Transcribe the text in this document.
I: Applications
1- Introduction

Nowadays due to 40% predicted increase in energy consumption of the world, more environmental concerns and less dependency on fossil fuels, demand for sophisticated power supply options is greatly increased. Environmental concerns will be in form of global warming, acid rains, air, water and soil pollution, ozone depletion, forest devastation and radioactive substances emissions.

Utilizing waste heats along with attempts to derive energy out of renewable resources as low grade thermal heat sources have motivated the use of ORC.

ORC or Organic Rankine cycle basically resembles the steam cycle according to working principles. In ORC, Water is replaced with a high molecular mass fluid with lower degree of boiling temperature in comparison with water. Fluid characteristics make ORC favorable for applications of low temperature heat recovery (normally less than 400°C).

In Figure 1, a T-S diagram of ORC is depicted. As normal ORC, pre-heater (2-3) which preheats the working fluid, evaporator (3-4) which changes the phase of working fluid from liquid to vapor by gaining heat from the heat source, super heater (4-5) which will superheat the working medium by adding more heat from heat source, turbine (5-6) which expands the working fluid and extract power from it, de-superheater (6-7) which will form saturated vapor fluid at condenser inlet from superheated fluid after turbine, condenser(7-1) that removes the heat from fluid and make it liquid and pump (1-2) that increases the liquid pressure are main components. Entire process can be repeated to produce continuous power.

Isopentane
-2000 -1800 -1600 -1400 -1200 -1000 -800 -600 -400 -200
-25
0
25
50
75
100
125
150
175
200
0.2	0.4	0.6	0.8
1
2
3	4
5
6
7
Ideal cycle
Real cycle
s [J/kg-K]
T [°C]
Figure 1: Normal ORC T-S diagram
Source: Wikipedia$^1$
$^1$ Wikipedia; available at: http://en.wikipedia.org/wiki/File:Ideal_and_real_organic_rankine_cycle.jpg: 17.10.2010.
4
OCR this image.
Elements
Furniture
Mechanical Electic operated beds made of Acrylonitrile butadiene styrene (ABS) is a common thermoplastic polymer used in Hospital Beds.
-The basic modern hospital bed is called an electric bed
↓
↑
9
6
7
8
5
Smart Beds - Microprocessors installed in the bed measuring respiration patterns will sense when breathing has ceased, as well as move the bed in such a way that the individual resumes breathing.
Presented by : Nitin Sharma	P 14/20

> Request:
Determine how many lines of the entries above carry the string "energy", and give that number alone.

> Task result:
2